**Exercise description:** Write out every one of the lines below again, replacing "Bahamas" with "Belize" and keeping everything else the same.

**Extracted material:**
• • • •
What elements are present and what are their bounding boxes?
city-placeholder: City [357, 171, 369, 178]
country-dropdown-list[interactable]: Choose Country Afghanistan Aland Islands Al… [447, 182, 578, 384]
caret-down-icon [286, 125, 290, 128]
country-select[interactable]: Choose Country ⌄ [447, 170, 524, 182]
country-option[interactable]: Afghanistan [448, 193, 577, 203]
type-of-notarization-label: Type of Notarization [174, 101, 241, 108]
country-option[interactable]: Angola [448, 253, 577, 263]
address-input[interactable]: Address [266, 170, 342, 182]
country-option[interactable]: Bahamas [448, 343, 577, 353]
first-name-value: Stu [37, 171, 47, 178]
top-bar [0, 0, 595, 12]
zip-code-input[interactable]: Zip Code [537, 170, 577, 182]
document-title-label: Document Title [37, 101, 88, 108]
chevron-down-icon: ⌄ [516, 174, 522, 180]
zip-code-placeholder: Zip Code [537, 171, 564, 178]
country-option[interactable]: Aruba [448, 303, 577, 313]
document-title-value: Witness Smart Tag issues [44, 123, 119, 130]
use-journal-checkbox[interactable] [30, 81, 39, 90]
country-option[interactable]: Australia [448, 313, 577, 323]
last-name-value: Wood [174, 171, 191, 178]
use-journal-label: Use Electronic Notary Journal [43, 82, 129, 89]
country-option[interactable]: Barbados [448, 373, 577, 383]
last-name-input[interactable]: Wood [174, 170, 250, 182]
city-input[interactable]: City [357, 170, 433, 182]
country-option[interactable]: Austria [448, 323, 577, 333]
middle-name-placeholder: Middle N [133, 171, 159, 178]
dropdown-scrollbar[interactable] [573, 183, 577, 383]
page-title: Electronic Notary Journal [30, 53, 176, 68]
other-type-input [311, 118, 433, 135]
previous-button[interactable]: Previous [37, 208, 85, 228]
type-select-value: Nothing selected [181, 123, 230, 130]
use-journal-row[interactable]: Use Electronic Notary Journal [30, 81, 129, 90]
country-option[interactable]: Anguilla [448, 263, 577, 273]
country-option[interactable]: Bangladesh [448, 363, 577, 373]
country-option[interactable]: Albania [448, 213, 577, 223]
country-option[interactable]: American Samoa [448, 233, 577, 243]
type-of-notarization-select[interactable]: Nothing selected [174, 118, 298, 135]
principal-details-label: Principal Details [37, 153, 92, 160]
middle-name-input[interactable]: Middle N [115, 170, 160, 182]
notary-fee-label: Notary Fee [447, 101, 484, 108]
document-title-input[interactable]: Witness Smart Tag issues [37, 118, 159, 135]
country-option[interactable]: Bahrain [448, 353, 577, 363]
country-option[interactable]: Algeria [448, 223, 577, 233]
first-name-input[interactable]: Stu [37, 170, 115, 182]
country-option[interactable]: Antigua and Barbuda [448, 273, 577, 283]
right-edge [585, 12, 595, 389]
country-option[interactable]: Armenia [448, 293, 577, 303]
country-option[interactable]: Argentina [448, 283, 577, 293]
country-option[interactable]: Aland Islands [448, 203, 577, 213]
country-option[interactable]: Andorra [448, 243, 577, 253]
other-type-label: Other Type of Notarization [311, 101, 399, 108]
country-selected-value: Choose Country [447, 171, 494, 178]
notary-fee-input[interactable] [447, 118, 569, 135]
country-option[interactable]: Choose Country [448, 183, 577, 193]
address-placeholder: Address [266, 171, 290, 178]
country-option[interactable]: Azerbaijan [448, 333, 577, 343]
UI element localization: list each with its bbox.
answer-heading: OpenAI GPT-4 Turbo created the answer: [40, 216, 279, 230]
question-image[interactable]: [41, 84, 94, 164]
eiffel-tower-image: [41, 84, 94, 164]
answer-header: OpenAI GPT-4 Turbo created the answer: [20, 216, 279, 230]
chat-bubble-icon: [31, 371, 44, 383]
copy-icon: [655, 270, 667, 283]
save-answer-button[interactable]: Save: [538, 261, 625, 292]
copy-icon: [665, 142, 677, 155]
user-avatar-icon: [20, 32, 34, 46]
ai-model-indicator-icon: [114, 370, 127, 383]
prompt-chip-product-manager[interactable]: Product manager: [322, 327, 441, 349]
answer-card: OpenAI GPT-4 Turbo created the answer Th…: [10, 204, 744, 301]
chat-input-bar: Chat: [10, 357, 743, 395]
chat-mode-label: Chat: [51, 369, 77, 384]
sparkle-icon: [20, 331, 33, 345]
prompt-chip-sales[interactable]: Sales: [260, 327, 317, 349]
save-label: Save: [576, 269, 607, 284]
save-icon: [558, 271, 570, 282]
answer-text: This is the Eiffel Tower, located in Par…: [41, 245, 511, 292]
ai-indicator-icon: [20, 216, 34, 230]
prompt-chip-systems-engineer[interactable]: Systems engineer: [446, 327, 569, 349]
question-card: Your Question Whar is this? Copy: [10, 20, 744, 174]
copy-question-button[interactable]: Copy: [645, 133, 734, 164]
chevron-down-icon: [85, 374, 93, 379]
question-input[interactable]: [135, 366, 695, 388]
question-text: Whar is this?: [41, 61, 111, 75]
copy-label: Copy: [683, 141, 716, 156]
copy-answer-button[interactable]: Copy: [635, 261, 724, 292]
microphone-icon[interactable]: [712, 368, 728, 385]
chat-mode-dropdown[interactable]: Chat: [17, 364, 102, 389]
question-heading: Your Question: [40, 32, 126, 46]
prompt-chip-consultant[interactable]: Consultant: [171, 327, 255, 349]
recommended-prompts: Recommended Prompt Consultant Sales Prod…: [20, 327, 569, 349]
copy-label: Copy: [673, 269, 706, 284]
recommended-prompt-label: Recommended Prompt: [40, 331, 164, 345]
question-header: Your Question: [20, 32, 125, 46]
• • • •
**Written response:**
What elements are present and what are their bounding boxes?
city-placeholder: City [357, 171, 369, 178]
country-dropdown-list[interactable]: Choose Country Afghanistan Aland Islands Al… [447, 182, 578, 384]
caret-down-icon [286, 125, 290, 128]
country-select[interactable]: Choose Country ⌄ [447, 170, 524, 182]
country-option[interactable]: Afghanistan [448, 193, 577, 203]
type-of-notarization-label: Type of Notarization [174, 101, 241, 108]
country-option[interactable]: Angola [448, 253, 577, 263]
address-input[interactable]: Address [266, 170, 342, 182]
country-option[interactable]: Belize [448, 343, 577, 353]
first-name-value: Stu [37, 171, 47, 178]
top-bar [0, 0, 595, 12]
zip-code-input[interactable]: Zip Code [537, 170, 577, 182]
document-title-label: Document Title [37, 101, 88, 108]
chevron-down-icon: ⌄ [516, 174, 522, 180]
zip-code-placeholder: Zip Code [537, 171, 564, 178]
country-option[interactable]: Aruba [448, 303, 577, 313]
document-title-value: Witness Smart Tag issues [44, 123, 119, 130]
use-journal-checkbox[interactable] [30, 81, 39, 90]
country-option[interactable]: Australia [448, 313, 577, 323]
last-name-value: Wood [174, 171, 191, 178]
use-journal-label: Use Electronic Notary Journal [43, 82, 129, 89]
country-option[interactable]: Barbados [448, 373, 577, 383]
last-name-input[interactable]: Wood [174, 170, 250, 182]
city-input[interactable]: City [357, 170, 433, 182]
country-option[interactable]: Austria [448, 323, 577, 333]
middle-name-placeholder: Middle N [133, 171, 159, 178]
dropdown-scrollbar[interactable] [573, 183, 577, 383]
page-title: Electronic Notary Journal [30, 53, 176, 68]
other-type-input [311, 118, 433, 135]
previous-button[interactable]: Previous [37, 208, 85, 228]
type-select-value: Nothing selected [181, 123, 230, 130]
use-journal-row[interactable]: Use Electronic Notary Journal [30, 81, 129, 90]
country-option[interactable]: Anguilla [448, 263, 577, 273]
country-option[interactable]: Bangladesh [448, 363, 577, 373]
country-option[interactable]: Albania [448, 213, 577, 223]
country-option[interactable]: American Samoa [448, 233, 577, 243]
type-of-notarization-select[interactable]: Nothing selected [174, 118, 298, 135]
principal-details-label: Principal Details [37, 153, 92, 160]
middle-name-input[interactable]: Middle N [115, 170, 160, 182]
notary-fee-label: Notary Fee [447, 101, 484, 108]
document-title-input[interactable]: Witness Smart Tag issues [37, 118, 159, 135]
country-option[interactable]: Bahrain [448, 353, 577, 363]
country-option[interactable]: Algeria [448, 223, 577, 233]
first-name-input[interactable]: Stu [37, 170, 115, 182]
country-option[interactable]: Antigua and Barbuda [448, 273, 577, 283]
right-edge [585, 12, 595, 389]
country-option[interactable]: Armenia [448, 293, 577, 303]
country-option[interactable]: Argentina [448, 283, 577, 293]
country-option[interactable]: Aland Islands [448, 203, 577, 213]
country-option[interactable]: Andorra [448, 243, 577, 253]
other-type-label: Other Type of Notarization [311, 101, 399, 108]
country-selected-value: Choose Country [447, 171, 494, 178]
notary-fee-input[interactable] [447, 118, 569, 135]
country-option[interactable]: Choose Country [448, 183, 577, 193]
address-placeholder: Address [266, 171, 290, 178]
country-option[interactable]: Azerbaijan [448, 333, 577, 343]
UI element localization: list each with its bbox.
answer-heading: OpenAI GPT-4 Turbo created the answer: [40, 216, 279, 230]
question-image[interactable]: [41, 84, 94, 164]
eiffel-tower-image: [41, 84, 94, 164]
answer-header: OpenAI GPT-4 Turbo created the answer: [20, 216, 279, 230]
chat-bubble-icon: [31, 371, 44, 383]
copy-icon: [655, 270, 667, 283]
save-answer-button[interactable]: Save: [538, 261, 625, 292]
copy-icon: [665, 142, 677, 155]
user-avatar-icon: [20, 32, 34, 46]
ai-model-indicator-icon: [114, 370, 127, 383]
prompt-chip-product-manager[interactable]: Product manager: [322, 327, 441, 349]
answer-card: OpenAI GPT-4 Turbo created the answer Th…: [10, 204, 744, 301]
chat-input-bar: Chat: [10, 357, 743, 395]
chat-mode-label: Chat: [51, 369, 77, 384]
sparkle-icon: [20, 331, 33, 345]
prompt-chip-sales[interactable]: Sales: [260, 327, 317, 349]
save-label: Save: [576, 269, 607, 284]
save-icon: [558, 271, 570, 282]
answer-text: This is the Eiffel Tower, located in Par…: [41, 245, 511, 292]
ai-indicator-icon: [20, 216, 34, 230]
prompt-chip-systems-engineer[interactable]: Systems engineer: [446, 327, 569, 349]
question-card: Your Question Whar is this? Copy: [10, 20, 744, 174]
copy-question-button[interactable]: Copy: [645, 133, 734, 164]
chevron-down-icon: [85, 374, 93, 379]
question-input[interactable]: [135, 366, 695, 388]
question-text: Whar is this?: [41, 61, 111, 75]
copy-label: Copy: [683, 141, 716, 156]
copy-answer-button[interactable]: Copy: [635, 261, 724, 292]
microphone-icon[interactable]: [712, 368, 728, 385]
chat-mode-dropdown[interactable]: Chat: [17, 364, 102, 389]
question-heading: Your Question: [40, 32, 126, 46]
prompt-chip-consultant[interactable]: Consultant: [171, 327, 255, 349]
recommended-prompts: Recommended Prompt Consultant Sales Prod…: [20, 327, 569, 349]
copy-label: Copy: [673, 269, 706, 284]
recommended-prompt-label: Recommended Prompt: [40, 331, 164, 345]
question-header: Your Question: [20, 32, 125, 46]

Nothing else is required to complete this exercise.